(Task description): Present each line of the entries below that holds the word "Camera".

- - -

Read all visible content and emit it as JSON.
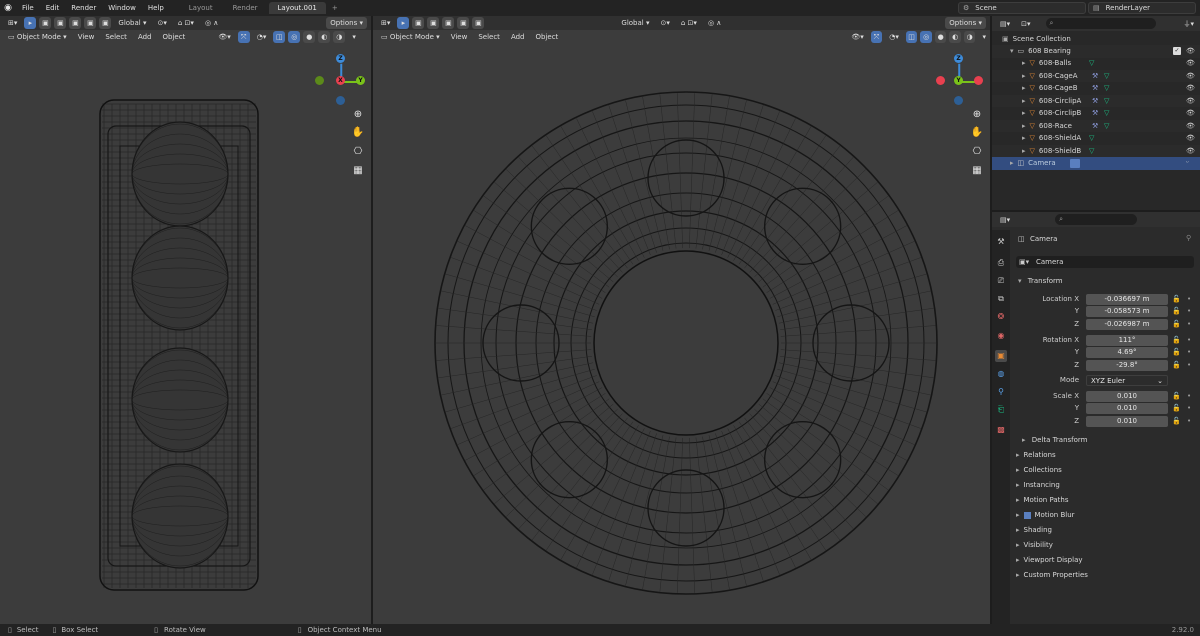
{
  "topbar": {
    "menus": [
      "File",
      "Edit",
      "Render",
      "Window",
      "Help"
    ],
    "workspaces": [
      "Layout",
      "Render",
      "Layout.001"
    ],
    "active_workspace": "Layout.001",
    "add_workspace": "+",
    "scene": "Scene",
    "render_layer": "RenderLayer"
  },
  "left_view": {
    "orientation": "Global",
    "options": "Options",
    "mode": "Object Mode",
    "menus": [
      "View",
      "Select",
      "Add",
      "Object"
    ]
  },
  "right_view": {
    "orientation": "Global",
    "options": "Options",
    "mode": "Object Mode",
    "menus": [
      "View",
      "Select",
      "Add",
      "Object"
    ]
  },
  "gizmo_axes": {
    "x": "X",
    "y": "Y",
    "z": "Z"
  },
  "outliner": {
    "root": "Scene Collection",
    "collection": "608 Bearing",
    "objects": [
      "608-Balls",
      "608-CageA",
      "608-CageB",
      "608-CirclipA",
      "608-CirclipB",
      "608-Race",
      "608-ShieldA",
      "608-ShieldB"
    ],
    "selected": "Camera"
  },
  "properties": {
    "object_name": "Camera",
    "object_field": "Camera",
    "transform_title": "Transform",
    "location_label": "Location X",
    "rotation_label": "Rotation X",
    "scale_label": "Scale X",
    "axis_y": "Y",
    "axis_z": "Z",
    "location": [
      "-0.036697 m",
      "-0.058573 m",
      "-0.026987 m"
    ],
    "rotation": [
      "111°",
      "4.69°",
      "-29.8°"
    ],
    "mode_label": "Mode",
    "mode_value": "XYZ Euler",
    "scale": [
      "0.010",
      "0.010",
      "0.010"
    ],
    "delta_transform": "Delta Transform",
    "panels": [
      "Relations",
      "Collections",
      "Instancing",
      "Motion Paths",
      "Motion Blur",
      "Shading",
      "Visibility",
      "Viewport Display",
      "Custom Properties"
    ]
  },
  "statusbar": {
    "items": [
      "Select",
      "Box Select",
      "Rotate View",
      "Object Context Menu"
    ],
    "version": "2.92.0"
  },
  "colors": {
    "x_axis": "#e8404f",
    "y_axis": "#7ac21a",
    "z_axis": "#3d8bd9",
    "selection": "#4772b3",
    "mesh_icon": "#e88a33",
    "modifier_icon": "#19c286",
    "constraint_icon": "#8a98d6"
  }
}
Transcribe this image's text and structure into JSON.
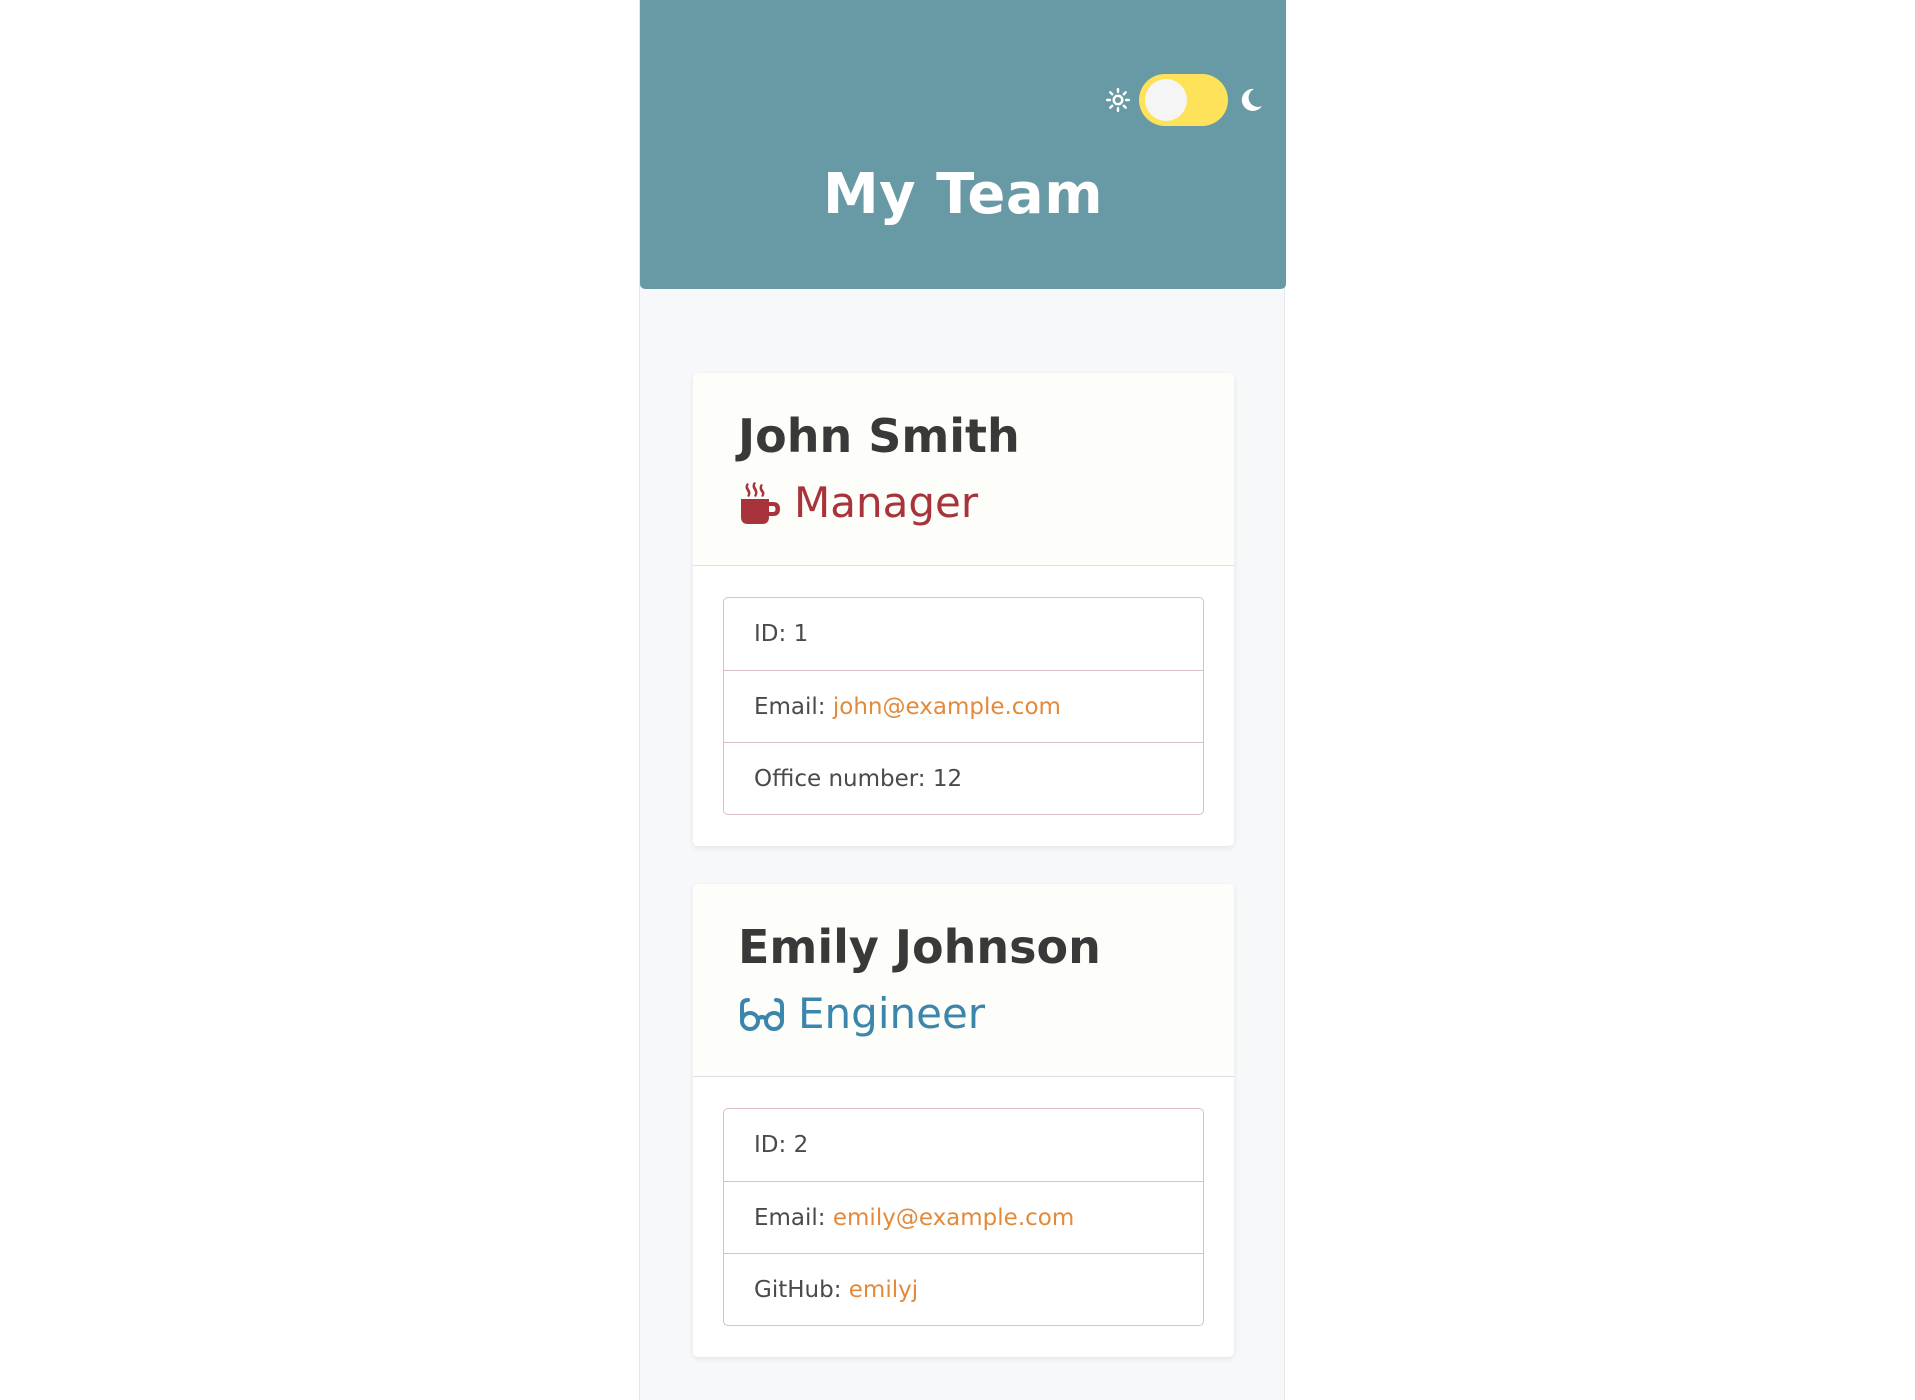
{
  "header": {
    "title": "My Team",
    "theme_toggle": {
      "state": "light",
      "track_color": "#fde25a",
      "icons": [
        "sun-icon",
        "moon-icon"
      ]
    },
    "background": "#689aa5"
  },
  "employees": [
    {
      "name": "John Smith",
      "role": "Manager",
      "role_icon": "coffee-mug-icon",
      "role_color": "#a8333a",
      "details": [
        {
          "label": "ID:",
          "value": "1"
        },
        {
          "label": "Email:",
          "value": "john@example.com"
        },
        {
          "label": "Office number:",
          "value": "12"
        }
      ]
    },
    {
      "name": "Emily Johnson",
      "role": "Engineer",
      "role_icon": "glasses-icon",
      "role_color": "#3b86ad",
      "details": [
        {
          "label": "ID:",
          "value": "2"
        },
        {
          "label": "Email:",
          "value": "emily@example.com"
        },
        {
          "label": "GitHub:",
          "value": "emilyj"
        }
      ]
    }
  ],
  "colors": {
    "link": "#e3893a",
    "text": "#393939",
    "panel_bg": "#f7f8fa"
  }
}
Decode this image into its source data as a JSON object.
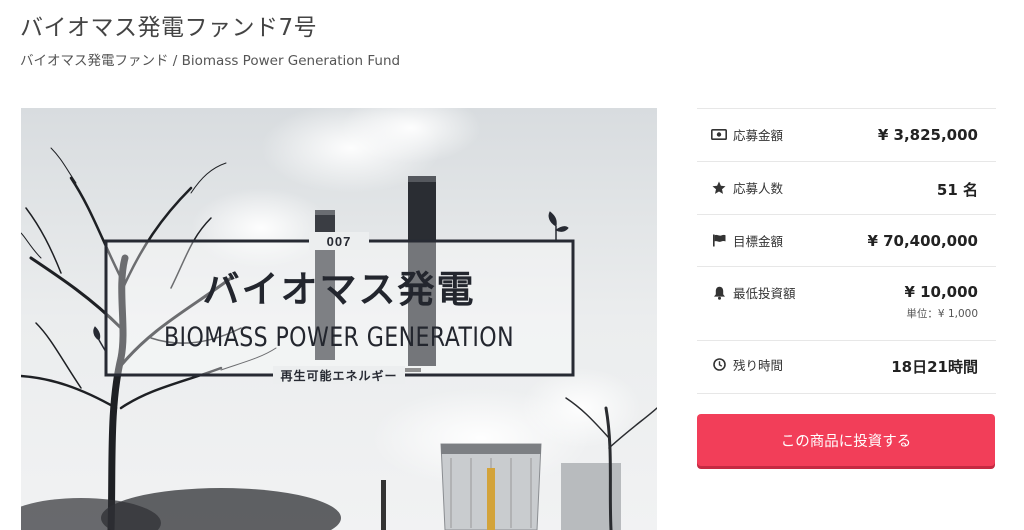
{
  "page": {
    "title": "バイオマス発電ファンド7号",
    "subtitle": "バイオマス発電ファンド / Biomass Power Generation Fund"
  },
  "hero": {
    "number": "007",
    "title_jp": "バイオマス発電",
    "title_en": "BIOMASS POWER GENERATION",
    "tagline": "再生可能エネルギー"
  },
  "stats": {
    "applied_amount": {
      "icon": "money-icon",
      "label": "応募金額",
      "value": "¥ 3,825,000"
    },
    "applicants": {
      "icon": "star-icon",
      "label": "応募人数",
      "value": "51 名"
    },
    "target_amount": {
      "icon": "flag-icon",
      "label": "目標金額",
      "value": "¥ 70,400,000"
    },
    "min_investment": {
      "icon": "bell-icon",
      "label": "最低投資額",
      "value": "¥ 10,000",
      "unit": "単位：¥ 1,000"
    },
    "time_left": {
      "icon": "clock-icon",
      "label": "残り時間",
      "value": "18日21時間"
    }
  },
  "cta": {
    "label": "この商品に投資する",
    "color": "#f23e59"
  }
}
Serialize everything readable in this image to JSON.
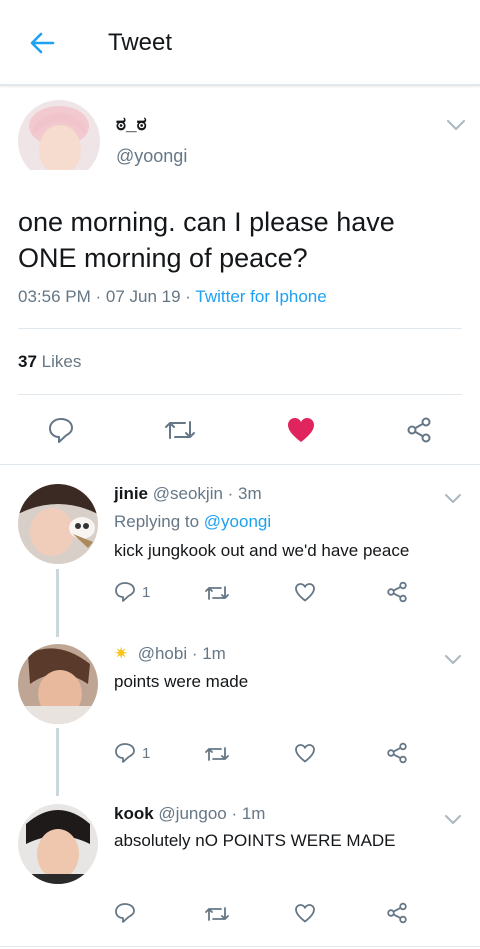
{
  "header": {
    "title": "Tweet"
  },
  "tweet": {
    "display_name": "ಠ_ಠ",
    "handle": "@yoongi",
    "text": "one morning. can I please have ONE morning of peace?",
    "time": "03:56 PM",
    "date": "07 Jun 19",
    "source": "Twitter for Iphone",
    "likes_count": "37",
    "likes_label": "Likes",
    "liked": true
  },
  "replies": [
    {
      "name": "jinie",
      "handle": "@seokjin",
      "time": "3m",
      "replying_label": "Replying to",
      "replying_to": "@yoongi",
      "text": "kick jungkook out and we'd have peace",
      "reply_count": "1"
    },
    {
      "name": "",
      "emoji": "✷",
      "handle": "@hobi",
      "time": "1m",
      "text": "points were made",
      "reply_count": "1"
    },
    {
      "name": "kook",
      "handle": "@jungoo",
      "time": "1m",
      "text": "absolutely nO POINTS WERE MADE",
      "reply_count": ""
    }
  ],
  "colors": {
    "accent": "#1da1f2",
    "like": "#e0245e",
    "muted": "#657786",
    "text": "#14171a"
  },
  "icons": [
    "back-arrow-icon",
    "chevron-down-icon",
    "reply-icon",
    "retweet-icon",
    "heart-icon",
    "share-icon"
  ]
}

- - -

(Exercise output):
    "selected": "Camera"
    "object_name": "Camera",
    "object_field": "Camera",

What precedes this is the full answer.